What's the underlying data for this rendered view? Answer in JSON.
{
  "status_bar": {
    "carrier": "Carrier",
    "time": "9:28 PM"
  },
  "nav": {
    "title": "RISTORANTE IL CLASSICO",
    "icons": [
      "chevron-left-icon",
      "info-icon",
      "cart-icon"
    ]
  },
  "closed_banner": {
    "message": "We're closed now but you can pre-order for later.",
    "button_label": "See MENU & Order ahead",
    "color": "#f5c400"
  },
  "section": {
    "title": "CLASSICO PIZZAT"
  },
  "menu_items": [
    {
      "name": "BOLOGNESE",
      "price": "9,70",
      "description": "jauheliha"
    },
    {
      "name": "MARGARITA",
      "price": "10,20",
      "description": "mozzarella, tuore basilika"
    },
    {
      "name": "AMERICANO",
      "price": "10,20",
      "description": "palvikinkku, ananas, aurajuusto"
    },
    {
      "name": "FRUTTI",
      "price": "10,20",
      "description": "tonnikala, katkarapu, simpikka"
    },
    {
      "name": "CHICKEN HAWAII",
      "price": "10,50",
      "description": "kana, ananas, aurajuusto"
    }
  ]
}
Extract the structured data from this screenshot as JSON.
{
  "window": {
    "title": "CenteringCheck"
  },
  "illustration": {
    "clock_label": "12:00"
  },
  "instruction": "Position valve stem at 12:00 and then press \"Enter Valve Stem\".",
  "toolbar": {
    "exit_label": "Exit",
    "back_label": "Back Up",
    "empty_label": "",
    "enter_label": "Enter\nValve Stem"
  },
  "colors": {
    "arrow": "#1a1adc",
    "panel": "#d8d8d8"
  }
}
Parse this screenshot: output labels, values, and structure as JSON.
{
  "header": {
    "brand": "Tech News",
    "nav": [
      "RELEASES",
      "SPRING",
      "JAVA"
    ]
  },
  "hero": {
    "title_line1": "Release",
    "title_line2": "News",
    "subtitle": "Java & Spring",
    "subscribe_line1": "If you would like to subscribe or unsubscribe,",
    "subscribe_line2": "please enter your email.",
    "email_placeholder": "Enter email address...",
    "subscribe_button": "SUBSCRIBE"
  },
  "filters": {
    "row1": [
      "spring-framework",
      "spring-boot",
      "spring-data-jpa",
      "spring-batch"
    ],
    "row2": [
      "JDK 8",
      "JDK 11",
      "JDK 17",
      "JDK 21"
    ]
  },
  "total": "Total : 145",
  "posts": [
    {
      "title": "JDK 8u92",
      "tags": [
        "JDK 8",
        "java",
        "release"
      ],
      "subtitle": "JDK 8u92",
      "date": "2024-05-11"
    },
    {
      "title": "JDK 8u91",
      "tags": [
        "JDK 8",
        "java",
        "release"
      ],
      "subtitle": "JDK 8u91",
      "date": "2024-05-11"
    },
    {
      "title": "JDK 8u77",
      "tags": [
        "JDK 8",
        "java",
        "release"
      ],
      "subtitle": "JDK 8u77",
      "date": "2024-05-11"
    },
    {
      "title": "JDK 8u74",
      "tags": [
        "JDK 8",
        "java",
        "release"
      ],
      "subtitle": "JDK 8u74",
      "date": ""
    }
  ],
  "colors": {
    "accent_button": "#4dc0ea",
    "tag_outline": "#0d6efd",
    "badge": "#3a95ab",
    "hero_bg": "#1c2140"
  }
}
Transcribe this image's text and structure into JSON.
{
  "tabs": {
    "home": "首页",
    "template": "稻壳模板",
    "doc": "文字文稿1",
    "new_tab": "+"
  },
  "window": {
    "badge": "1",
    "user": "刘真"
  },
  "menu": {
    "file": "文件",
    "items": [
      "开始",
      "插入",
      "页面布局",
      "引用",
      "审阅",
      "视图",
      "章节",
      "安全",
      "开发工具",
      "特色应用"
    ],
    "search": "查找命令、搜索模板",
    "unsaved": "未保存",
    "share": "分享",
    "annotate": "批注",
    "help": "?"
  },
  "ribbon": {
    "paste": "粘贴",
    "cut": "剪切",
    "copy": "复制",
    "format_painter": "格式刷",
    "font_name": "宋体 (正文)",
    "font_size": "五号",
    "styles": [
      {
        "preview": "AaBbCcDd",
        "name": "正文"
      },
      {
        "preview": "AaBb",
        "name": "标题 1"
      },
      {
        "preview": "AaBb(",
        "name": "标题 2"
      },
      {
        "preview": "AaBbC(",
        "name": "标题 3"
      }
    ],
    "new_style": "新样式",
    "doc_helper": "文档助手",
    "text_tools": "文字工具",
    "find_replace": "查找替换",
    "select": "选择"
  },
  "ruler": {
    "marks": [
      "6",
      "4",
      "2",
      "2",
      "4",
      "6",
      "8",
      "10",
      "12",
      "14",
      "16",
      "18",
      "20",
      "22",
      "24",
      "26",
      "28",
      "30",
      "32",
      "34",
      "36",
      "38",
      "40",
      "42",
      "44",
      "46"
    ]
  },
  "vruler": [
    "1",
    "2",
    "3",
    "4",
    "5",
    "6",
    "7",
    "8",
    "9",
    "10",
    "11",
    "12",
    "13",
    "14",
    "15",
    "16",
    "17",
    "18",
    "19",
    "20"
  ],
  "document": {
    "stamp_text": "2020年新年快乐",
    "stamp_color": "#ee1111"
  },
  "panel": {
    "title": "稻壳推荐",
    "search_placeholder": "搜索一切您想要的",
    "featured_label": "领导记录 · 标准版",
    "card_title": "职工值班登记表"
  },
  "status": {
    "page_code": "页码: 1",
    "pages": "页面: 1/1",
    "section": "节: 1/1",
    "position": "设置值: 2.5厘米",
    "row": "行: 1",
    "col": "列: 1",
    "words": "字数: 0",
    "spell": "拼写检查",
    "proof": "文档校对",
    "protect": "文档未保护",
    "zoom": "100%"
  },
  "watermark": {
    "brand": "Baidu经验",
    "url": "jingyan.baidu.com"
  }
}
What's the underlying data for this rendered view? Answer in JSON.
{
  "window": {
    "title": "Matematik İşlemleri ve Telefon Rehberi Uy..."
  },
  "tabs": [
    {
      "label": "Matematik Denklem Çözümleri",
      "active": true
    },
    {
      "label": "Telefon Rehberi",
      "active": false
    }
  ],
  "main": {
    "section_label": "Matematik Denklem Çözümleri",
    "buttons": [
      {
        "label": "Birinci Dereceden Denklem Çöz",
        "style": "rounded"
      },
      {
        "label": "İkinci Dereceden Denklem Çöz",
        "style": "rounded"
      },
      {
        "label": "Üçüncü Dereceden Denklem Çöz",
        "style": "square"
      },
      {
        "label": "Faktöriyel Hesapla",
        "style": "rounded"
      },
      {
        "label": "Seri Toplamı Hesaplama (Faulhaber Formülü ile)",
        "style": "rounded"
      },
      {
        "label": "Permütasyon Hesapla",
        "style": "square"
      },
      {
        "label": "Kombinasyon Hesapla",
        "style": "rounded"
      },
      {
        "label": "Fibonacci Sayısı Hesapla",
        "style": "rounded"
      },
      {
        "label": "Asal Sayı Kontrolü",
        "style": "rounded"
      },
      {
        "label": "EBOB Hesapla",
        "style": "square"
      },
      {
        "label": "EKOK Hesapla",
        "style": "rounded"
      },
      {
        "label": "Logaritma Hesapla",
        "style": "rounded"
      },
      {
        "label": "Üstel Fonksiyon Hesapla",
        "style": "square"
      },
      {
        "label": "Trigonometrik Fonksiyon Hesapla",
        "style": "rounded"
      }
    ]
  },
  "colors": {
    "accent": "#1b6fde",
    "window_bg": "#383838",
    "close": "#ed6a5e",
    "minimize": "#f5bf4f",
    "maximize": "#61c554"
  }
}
_ _ _ _ _
### What you will do
Reproduce each line of the material above precisely.

### Exercise result
What's the underlying data for this rendered view? Answer in JSON.
{
  "status_bar": {
    "carrier": "Carrier",
    "time": "9:28 PM"
  },
  "nav": {
    "title": "RISTORANTE IL CLASSICO",
    "icons": [
      "chevron-left-icon",
      "info-icon",
      "cart-icon"
    ]
  },
  "closed_banner": {
    "message": "We're closed now but you can pre-order for later.",
    "button_label": "See MENU & Order ahead",
    "color": "#f5c400"
  },
  "section": {
    "title": "CLASSICO PIZZAT"
  },
  "menu_items": [
    {
      "name": "BOLOGNESE",
      "price": "9,70",
      "description": "jauheliha"
    },
    {
      "name": "MARGARITA",
      "price": "10,20",
      "description": "mozzarella, tuore basilika"
    },
    {
      "name": "AMERICANO",
      "price": "10,20",
      "description": "palvikinkku, ananas, aurajuusto"
    },
    {
      "name": "FRUTTI",
      "price": "10,20",
      "description": "tonnikala, katkarapu, simpikka"
    },
    {
      "name": "CHICKEN HAWAII",
      "price": "10,50",
      "description": "kana, ananas, aurajuusto"
    }
  ]
}
Extract the structured data from this screenshot as JSON.
{
  "window": {
    "title": "CenteringCheck"
  },
  "illustration": {
    "clock_label": "12:00"
  },
  "instruction": "Position valve stem at 12:00 and then press \"Enter Valve Stem\".",
  "toolbar": {
    "exit_label": "Exit",
    "back_label": "Back Up",
    "empty_label": "",
    "enter_label": "Enter\nValve Stem"
  },
  "colors": {
    "arrow": "#1a1adc",
    "panel": "#d8d8d8"
  }
}
Parse this screenshot: output labels, values, and structure as JSON.
{
  "header": {
    "brand": "Tech News",
    "nav": [
      "RELEASES",
      "SPRING",
      "JAVA"
    ]
  },
  "hero": {
    "title_line1": "Release",
    "title_line2": "News",
    "subtitle": "Java & Spring",
    "subscribe_line1": "If you would like to subscribe or unsubscribe,",
    "subscribe_line2": "please enter your email.",
    "email_placeholder": "Enter email address...",
    "subscribe_button": "SUBSCRIBE"
  },
  "filters": {
    "row1": [
      "spring-framework",
      "spring-boot",
      "spring-data-jpa",
      "spring-batch"
    ],
    "row2": [
      "JDK 8",
      "JDK 11",
      "JDK 17",
      "JDK 21"
    ]
  },
  "total": "Total : 145",
  "posts": [
    {
      "title": "JDK 8u92",
      "tags": [
        "JDK 8",
        "java",
        "release"
      ],
      "subtitle": "JDK 8u92",
      "date": "2024-05-11"
    },
    {
      "title": "JDK 8u91",
      "tags": [
        "JDK 8",
        "java",
        "release"
      ],
      "subtitle": "JDK 8u91",
      "date": "2024-05-11"
    },
    {
      "title": "JDK 8u77",
      "tags": [
        "JDK 8",
        "java",
        "release"
      ],
      "subtitle": "JDK 8u77",
      "date": "2024-05-11"
    },
    {
      "title": "JDK 8u74",
      "tags": [
        "JDK 8",
        "java",
        "release"
      ],
      "subtitle": "JDK 8u74",
      "date": ""
    }
  ],
  "colors": {
    "accent_button": "#4dc0ea",
    "tag_outline": "#0d6efd",
    "badge": "#3a95ab",
    "hero_bg": "#1c2140"
  }
}
Transcribe this image's text and structure into JSON.
{
  "tabs": {
    "home": "首页",
    "template": "稻壳模板",
    "doc": "文字文稿1",
    "new_tab": "+"
  },
  "window": {
    "badge": "1",
    "user": "刘真"
  },
  "menu": {
    "file": "文件",
    "items": [
      "开始",
      "插入",
      "页面布局",
      "引用",
      "审阅",
      "视图",
      "章节",
      "安全",
      "开发工具",
      "特色应用"
    ],
    "search": "查找命令、搜索模板",
    "unsaved": "未保存",
    "share": "分享",
    "annotate": "批注",
    "help": "?"
  },
  "ribbon": {
    "paste": "粘贴",
    "cut": "剪切",
    "copy": "复制",
    "format_painter": "格式刷",
    "font_name": "宋体 (正文)",
    "font_size": "五号",
    "styles": [
      {
        "preview": "AaBbCcDd",
        "name": "正文"
      },
      {
        "preview": "AaBb",
        "name": "标题 1"
      },
      {
        "preview": "AaBb(",
        "name": "标题 2"
      },
      {
        "preview": "AaBbC(",
        "name": "标题 3"
      }
    ],
    "new_style": "新样式",
    "doc_helper": "文档助手",
    "text_tools": "文字工具",
    "find_replace": "查找替换",
    "select": "选择"
  },
  "ruler": {
    "marks": [
      "6",
      "4",
      "2",
      "2",
      "4",
      "6",
      "8",
      "10",
      "12",
      "14",
      "16",
      "18",
      "20",
      "22",
      "24",
      "26",
      "28",
      "30",
      "32",
      "34",
      "36",
      "38",
      "40",
      "42",
      "44",
      "46"
    ]
  },
  "vruler": [
    "1",
    "2",
    "3",
    "4",
    "5",
    "6",
    "7",
    "8",
    "9",
    "10",
    "11",
    "12",
    "13",
    "14",
    "15",
    "16",
    "17",
    "18",
    "19",
    "20"
  ],
  "document": {
    "stamp_text": "2020年新年快乐",
    "stamp_color": "#ee1111"
  },
  "panel": {
    "title": "稻壳推荐",
    "search_placeholder": "搜索一切您想要的",
    "featured_label": "领导记录 · 标准版",
    "card_title": "职工值班登记表"
  },
  "status": {
    "page_code": "页码: 1",
    "pages": "页面: 1/1",
    "section": "节: 1/1",
    "position": "设置值: 2.5厘米",
    "row": "行: 1",
    "col": "列: 1",
    "words": "字数: 0",
    "spell": "拼写检查",
    "proof": "文档校对",
    "protect": "文档未保护",
    "zoom": "100%"
  },
  "watermark": {
    "brand": "Baidu经验",
    "url": "jingyan.baidu.com"
  }
}
What's the underlying data for this rendered view? Answer in JSON.
{
  "window": {
    "title": "Matematik İşlemleri ve Telefon Rehberi Uy..."
  },
  "tabs": [
    {
      "label": "Matematik Denklem Çözümleri",
      "active": true
    },
    {
      "label": "Telefon Rehberi",
      "active": false
    }
  ],
  "main": {
    "section_label": "Matematik Denklem Çözümleri",
    "buttons": [
      {
        "label": "Birinci Dereceden Denklem Çöz",
        "style": "rounded"
      },
      {
        "label": "İkinci Dereceden Denklem Çöz",
        "style": "rounded"
      },
      {
        "label": "Üçüncü Dereceden Denklem Çöz",
        "style": "square"
      },
      {
        "label": "Faktöriyel Hesapla",
        "style": "rounded"
      },
      {
        "label": "Seri Toplamı Hesaplama (Faulhaber Formülü ile)",
        "style": "rounded"
      },
      {
        "label": "Permütasyon Hesapla",
        "style": "square"
      },
      {
        "label": "Kombinasyon Hesapla",
        "style": "rounded"
      },
      {
        "label": "Fibonacci Sayısı Hesapla",
        "style": "rounded"
      },
      {
        "label": "Asal Sayı Kontrolü",
        "style": "rounded"
      },
      {
        "label": "EBOB Hesapla",
        "style": "square"
      },
      {
        "label": "EKOK Hesapla",
        "style": "rounded"
      },
      {
        "label": "Logaritma Hesapla",
        "style": "rounded"
      },
      {
        "label": "Üstel Fonksiyon Hesapla",
        "style": "square"
      },
      {
        "label": "Trigonometrik Fonksiyon Hesapla",
        "style": "rounded"
      }
    ]
  },
  "colors": {
    "accent": "#1b6fde",
    "window_bg": "#383838",
    "close": "#ed6a5e",
    "minimize": "#f5bf4f",
    "maximize": "#61c554"
  }
}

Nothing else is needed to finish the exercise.